### Input records:
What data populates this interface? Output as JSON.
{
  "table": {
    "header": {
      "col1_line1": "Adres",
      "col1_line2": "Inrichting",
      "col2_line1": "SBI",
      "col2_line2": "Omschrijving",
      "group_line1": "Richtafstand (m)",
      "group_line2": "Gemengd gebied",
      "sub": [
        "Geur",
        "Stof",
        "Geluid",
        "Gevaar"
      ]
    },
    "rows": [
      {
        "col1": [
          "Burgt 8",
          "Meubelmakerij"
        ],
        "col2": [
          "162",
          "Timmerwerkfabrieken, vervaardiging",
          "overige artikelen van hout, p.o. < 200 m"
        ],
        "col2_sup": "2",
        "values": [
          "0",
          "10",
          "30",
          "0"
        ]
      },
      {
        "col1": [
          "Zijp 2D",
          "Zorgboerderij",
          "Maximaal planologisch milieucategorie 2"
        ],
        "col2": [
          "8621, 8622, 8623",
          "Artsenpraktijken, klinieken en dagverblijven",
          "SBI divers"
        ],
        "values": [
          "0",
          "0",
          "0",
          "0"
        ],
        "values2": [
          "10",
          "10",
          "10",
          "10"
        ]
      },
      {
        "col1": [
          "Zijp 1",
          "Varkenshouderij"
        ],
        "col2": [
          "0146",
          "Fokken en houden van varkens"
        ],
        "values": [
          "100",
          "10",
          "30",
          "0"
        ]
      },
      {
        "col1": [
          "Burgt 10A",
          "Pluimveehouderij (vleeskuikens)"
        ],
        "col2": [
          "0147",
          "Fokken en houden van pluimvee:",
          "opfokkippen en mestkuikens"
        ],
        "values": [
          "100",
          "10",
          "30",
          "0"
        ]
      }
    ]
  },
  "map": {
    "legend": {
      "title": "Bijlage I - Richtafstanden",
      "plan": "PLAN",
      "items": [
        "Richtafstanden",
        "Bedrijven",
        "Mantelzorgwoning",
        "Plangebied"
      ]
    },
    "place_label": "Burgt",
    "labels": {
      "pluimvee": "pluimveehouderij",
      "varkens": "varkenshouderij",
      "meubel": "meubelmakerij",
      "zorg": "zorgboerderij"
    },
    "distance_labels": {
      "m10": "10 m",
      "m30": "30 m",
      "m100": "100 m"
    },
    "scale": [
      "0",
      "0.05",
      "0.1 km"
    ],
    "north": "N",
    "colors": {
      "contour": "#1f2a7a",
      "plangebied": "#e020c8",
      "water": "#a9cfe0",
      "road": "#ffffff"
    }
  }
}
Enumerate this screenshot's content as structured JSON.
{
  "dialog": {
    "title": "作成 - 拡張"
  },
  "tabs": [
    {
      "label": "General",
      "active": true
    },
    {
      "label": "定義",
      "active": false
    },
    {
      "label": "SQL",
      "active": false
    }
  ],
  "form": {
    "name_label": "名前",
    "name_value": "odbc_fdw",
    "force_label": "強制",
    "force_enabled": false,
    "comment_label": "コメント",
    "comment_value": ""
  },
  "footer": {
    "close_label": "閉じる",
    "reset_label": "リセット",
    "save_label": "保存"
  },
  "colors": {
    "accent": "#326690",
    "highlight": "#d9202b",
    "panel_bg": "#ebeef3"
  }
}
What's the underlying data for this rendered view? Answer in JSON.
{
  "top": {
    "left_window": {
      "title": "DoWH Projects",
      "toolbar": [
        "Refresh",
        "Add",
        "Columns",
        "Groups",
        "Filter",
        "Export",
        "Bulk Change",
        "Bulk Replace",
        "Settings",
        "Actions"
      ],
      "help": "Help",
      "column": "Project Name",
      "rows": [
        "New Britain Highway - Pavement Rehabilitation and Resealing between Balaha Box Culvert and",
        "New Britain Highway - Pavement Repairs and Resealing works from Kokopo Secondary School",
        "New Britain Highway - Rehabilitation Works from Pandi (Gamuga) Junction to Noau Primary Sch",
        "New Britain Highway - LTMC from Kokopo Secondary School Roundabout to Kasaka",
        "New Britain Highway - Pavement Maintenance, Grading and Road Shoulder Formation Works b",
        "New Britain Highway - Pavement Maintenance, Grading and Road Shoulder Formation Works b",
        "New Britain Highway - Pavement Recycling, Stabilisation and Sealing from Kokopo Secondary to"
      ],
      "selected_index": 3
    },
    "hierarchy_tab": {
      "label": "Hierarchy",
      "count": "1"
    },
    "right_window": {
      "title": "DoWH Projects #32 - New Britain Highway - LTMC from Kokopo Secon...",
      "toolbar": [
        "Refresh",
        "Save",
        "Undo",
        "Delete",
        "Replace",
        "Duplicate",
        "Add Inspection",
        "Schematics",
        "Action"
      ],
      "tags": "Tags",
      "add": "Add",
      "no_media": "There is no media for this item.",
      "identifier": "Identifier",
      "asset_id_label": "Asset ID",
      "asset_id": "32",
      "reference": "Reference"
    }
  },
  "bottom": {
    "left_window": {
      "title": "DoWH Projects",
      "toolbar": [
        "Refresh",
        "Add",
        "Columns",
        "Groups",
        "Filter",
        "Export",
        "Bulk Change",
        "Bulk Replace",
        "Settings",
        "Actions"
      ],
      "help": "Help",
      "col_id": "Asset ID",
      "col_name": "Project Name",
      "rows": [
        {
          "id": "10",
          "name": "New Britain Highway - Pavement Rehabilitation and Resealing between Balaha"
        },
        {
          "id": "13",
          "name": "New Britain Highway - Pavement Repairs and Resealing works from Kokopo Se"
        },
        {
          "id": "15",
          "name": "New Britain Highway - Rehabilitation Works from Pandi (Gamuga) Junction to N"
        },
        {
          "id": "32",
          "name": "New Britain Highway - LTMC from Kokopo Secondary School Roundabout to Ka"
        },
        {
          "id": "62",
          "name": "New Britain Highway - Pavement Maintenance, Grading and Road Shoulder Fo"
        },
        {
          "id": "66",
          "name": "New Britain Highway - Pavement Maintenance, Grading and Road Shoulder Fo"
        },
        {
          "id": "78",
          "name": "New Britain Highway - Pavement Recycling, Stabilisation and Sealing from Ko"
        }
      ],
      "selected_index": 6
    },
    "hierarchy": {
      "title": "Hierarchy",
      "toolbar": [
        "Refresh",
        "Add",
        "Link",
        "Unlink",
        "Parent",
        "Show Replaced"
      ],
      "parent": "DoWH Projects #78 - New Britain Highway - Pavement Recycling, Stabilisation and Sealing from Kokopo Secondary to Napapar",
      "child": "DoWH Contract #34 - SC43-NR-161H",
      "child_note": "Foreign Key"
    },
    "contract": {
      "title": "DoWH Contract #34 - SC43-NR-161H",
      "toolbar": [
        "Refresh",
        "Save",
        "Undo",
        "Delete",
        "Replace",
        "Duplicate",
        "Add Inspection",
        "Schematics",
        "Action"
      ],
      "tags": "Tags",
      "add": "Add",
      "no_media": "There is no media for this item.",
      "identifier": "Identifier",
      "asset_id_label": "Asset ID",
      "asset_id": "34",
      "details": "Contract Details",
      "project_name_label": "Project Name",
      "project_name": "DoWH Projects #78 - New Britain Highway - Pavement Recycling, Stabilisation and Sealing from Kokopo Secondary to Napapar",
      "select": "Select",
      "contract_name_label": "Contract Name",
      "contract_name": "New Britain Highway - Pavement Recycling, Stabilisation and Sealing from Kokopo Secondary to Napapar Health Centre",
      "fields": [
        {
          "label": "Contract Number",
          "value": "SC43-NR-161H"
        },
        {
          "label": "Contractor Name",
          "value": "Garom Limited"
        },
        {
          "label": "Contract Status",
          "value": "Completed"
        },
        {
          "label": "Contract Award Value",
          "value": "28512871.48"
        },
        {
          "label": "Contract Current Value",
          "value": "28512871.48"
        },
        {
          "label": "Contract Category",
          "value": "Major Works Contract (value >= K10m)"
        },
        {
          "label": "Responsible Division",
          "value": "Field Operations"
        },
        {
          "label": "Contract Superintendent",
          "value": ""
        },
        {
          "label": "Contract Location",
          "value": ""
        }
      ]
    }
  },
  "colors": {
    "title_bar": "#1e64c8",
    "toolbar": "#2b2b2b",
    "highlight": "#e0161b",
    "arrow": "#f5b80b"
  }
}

### Exercise requirements:
Counting only lines of the data above that hold "Richtafstanden", report the total and nothing else.

### Written answer:
2